▸ DOCUMENT SEGMENT:
=======
Modify the pre-trained model for style transfer

Add normalization for input images

This is specific normalization required for VGG networks. Each channel for input images should be normalized by each channel normalized by mean=[0.485, 0.456, 0.406] and std=[0.229, 0.224, 0.225]

In [50]:
cnn_normalization_mean = torch.tensor([0.485, 0.456, 0.406]).to(device)
cnn_normalization_std = torch.tensor([0.229, 0.224, 0.225]).to(device)

# create a module to normalize input image so we can easily put it in a
# nn.Sequential
class Normalization(nn.Module):
    def __init__(self, mean, std):
        super(Normalization, self).__init__()
        # .view the mean and std to make them [C x 1 x 1] so that they can
        # directly work with image Tensor of shape [B x C x H x W].
        # B is batch size. C is number of channels. H is height and W is width.
=======
▸ MATERIAL PROVIDED:
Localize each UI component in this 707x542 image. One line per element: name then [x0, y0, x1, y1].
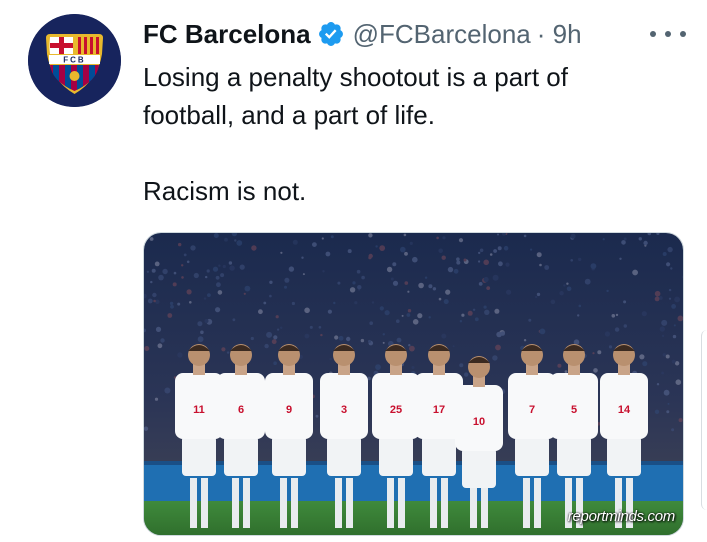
=======
▸ PROBLEM STATEMENT: Extend the style transfer normalization code above, picking up right after its last comment line.

▸ RESPONSE TO THE TASK:
        self.mean = torch.tensor(mean).view(-1, 1, 1)
        self.std = torch.tensor(std).view(-1, 1, 1)

    def forward(self, img):
        # normalize img
        return (img - self.mean) / self.std

Example of normalization

We use the functions image_loader and imshow, which is named here as imshow_tensor for tensor covered by Style Transfer using Pytorch (Part 1) to get the image as tensor.

In [65]:
import warnings
warnings.filterwarnings("ignore")

# load an example image
img_path = tf.keras.utils.get_file('turtle.jpg','https://storage.googleapis.com/download.tensorflow.org/example_images/Green_Sea_Turtle_grazing_seagrass.jpg')
img = image_loader(img_path)

# Normalize
normalize = Normalization(cnn_normalization_mean, cnn_normalization_std).to(device)
img_norm = normalize.forward(img)

# Visualize
fig, axes = plt.subplots(1, 2, figsize=(16, 8))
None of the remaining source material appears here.